AIM: Can you rewrite the items below, changing every "question-number" to "q-number" and leaving everything else the same?

LISTED ENTRIES:
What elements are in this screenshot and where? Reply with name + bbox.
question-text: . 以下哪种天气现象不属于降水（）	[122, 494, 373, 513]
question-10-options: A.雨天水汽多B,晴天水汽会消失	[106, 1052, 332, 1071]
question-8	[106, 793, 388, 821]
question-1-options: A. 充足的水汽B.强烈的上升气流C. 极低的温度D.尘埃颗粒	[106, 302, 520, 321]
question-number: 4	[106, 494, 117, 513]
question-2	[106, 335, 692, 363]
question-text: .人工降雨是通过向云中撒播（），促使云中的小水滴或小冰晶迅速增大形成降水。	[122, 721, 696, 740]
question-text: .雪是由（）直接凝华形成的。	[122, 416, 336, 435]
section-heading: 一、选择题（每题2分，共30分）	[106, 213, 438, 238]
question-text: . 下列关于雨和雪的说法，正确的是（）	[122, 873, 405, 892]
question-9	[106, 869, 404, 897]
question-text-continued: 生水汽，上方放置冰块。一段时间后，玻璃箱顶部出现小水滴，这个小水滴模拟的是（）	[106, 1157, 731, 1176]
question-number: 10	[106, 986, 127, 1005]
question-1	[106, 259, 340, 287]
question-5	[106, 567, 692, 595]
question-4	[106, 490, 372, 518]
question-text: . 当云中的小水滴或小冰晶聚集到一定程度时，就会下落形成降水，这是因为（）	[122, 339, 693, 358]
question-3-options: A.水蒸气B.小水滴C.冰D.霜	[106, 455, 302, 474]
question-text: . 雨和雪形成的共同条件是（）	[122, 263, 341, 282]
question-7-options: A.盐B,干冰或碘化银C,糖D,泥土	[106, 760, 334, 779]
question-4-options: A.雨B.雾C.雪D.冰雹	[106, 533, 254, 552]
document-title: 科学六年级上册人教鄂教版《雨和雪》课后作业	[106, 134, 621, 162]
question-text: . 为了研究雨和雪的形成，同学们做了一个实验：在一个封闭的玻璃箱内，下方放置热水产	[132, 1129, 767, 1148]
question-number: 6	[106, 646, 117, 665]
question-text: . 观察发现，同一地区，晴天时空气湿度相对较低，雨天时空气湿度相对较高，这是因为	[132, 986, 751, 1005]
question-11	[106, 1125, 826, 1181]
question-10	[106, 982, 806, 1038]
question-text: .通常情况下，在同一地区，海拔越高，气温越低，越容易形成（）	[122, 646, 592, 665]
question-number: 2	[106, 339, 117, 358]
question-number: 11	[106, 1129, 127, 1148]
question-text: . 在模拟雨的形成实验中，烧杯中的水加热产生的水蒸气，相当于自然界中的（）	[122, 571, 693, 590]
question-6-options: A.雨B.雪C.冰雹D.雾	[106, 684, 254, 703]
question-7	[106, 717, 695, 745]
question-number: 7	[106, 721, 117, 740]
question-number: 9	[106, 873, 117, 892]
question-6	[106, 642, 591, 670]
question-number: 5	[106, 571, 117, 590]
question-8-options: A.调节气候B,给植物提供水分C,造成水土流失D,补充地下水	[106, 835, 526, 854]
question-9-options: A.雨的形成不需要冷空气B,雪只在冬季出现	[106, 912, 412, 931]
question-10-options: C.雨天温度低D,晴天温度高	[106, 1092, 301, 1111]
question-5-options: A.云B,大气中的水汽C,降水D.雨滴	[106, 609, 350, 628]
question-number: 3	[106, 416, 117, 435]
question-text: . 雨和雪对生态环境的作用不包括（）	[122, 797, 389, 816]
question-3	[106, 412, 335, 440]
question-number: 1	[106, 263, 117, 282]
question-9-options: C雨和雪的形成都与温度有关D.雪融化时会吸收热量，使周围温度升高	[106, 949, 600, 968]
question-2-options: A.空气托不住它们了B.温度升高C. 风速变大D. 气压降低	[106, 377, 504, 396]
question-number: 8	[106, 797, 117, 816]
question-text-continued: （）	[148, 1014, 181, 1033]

COMPLETE RESPONSE:
What elements are in this screenshot and where? Reply with name + bbox.
question-text: . 以下哪种天气现象不属于降水（）	[122, 494, 373, 513]
question-10-options: A.雨天水汽多B,晴天水汽会消失	[106, 1052, 332, 1071]
question-8	[106, 793, 388, 821]
question-1-options: A. 充足的水汽B.强烈的上升气流C. 极低的温度D.尘埃颗粒	[106, 302, 520, 321]
q-number: 4	[106, 494, 117, 513]
question-2	[106, 335, 692, 363]
question-text: .人工降雨是通过向云中撒播（），促使云中的小水滴或小冰晶迅速增大形成降水。	[122, 721, 696, 740]
question-text: .雪是由（）直接凝华形成的。	[122, 416, 336, 435]
section-heading: 一、选择题（每题2分，共30分）	[106, 213, 438, 238]
question-text: . 下列关于雨和雪的说法，正确的是（）	[122, 873, 405, 892]
question-9	[106, 869, 404, 897]
question-text-continued: 生水汽，上方放置冰块。一段时间后，玻璃箱顶部出现小水滴，这个小水滴模拟的是（）	[106, 1157, 731, 1176]
q-number: 10	[106, 986, 127, 1005]
question-1	[106, 259, 340, 287]
question-5	[106, 567, 692, 595]
question-4	[106, 490, 372, 518]
question-text: . 当云中的小水滴或小冰晶聚集到一定程度时，就会下落形成降水，这是因为（）	[122, 339, 693, 358]
question-3-options: A.水蒸气B.小水滴C.冰D.霜	[106, 455, 302, 474]
question-text: . 雨和雪形成的共同条件是（）	[122, 263, 341, 282]
question-7-options: A.盐B,干冰或碘化银C,糖D,泥土	[106, 760, 334, 779]
question-4-options: A.雨B.雾C.雪D.冰雹	[106, 533, 254, 552]
document-title: 科学六年级上册人教鄂教版《雨和雪》课后作业	[106, 134, 621, 162]
question-text: . 为了研究雨和雪的形成，同学们做了一个实验：在一个封闭的玻璃箱内，下方放置热水产	[132, 1129, 767, 1148]
q-number: 6	[106, 646, 117, 665]
question-text: . 观察发现，同一地区，晴天时空气湿度相对较低，雨天时空气湿度相对较高，这是因为	[132, 986, 751, 1005]
question-11	[106, 1125, 826, 1181]
question-10	[106, 982, 806, 1038]
question-text: .通常情况下，在同一地区，海拔越高，气温越低，越容易形成（）	[122, 646, 592, 665]
q-number: 2	[106, 339, 117, 358]
q-number: 11	[106, 1129, 127, 1148]
question-text: . 在模拟雨的形成实验中，烧杯中的水加热产生的水蒸气，相当于自然界中的（）	[122, 571, 693, 590]
question-6-options: A.雨B.雪C.冰雹D.雾	[106, 684, 254, 703]
question-7	[106, 717, 695, 745]
q-number: 7	[106, 721, 117, 740]
q-number: 9	[106, 873, 117, 892]
question-6	[106, 642, 591, 670]
q-number: 5	[106, 571, 117, 590]
question-8-options: A.调节气候B,给植物提供水分C,造成水土流失D,补充地下水	[106, 835, 526, 854]
question-9-options: A.雨的形成不需要冷空气B,雪只在冬季出现	[106, 912, 412, 931]
question-10-options: C.雨天温度低D,晴天温度高	[106, 1092, 301, 1111]
question-5-options: A.云B,大气中的水汽C,降水D.雨滴	[106, 609, 350, 628]
q-number: 3	[106, 416, 117, 435]
question-text: . 雨和雪对生态环境的作用不包括（）	[122, 797, 389, 816]
question-3	[106, 412, 335, 440]
q-number: 1	[106, 263, 117, 282]
question-9-options: C雨和雪的形成都与温度有关D.雪融化时会吸收热量，使周围温度升高	[106, 949, 600, 968]
question-2-options: A.空气托不住它们了B.温度升高C. 风速变大D. 气压降低	[106, 377, 504, 396]
q-number: 8	[106, 797, 117, 816]
question-text-continued: （）	[148, 1014, 181, 1033]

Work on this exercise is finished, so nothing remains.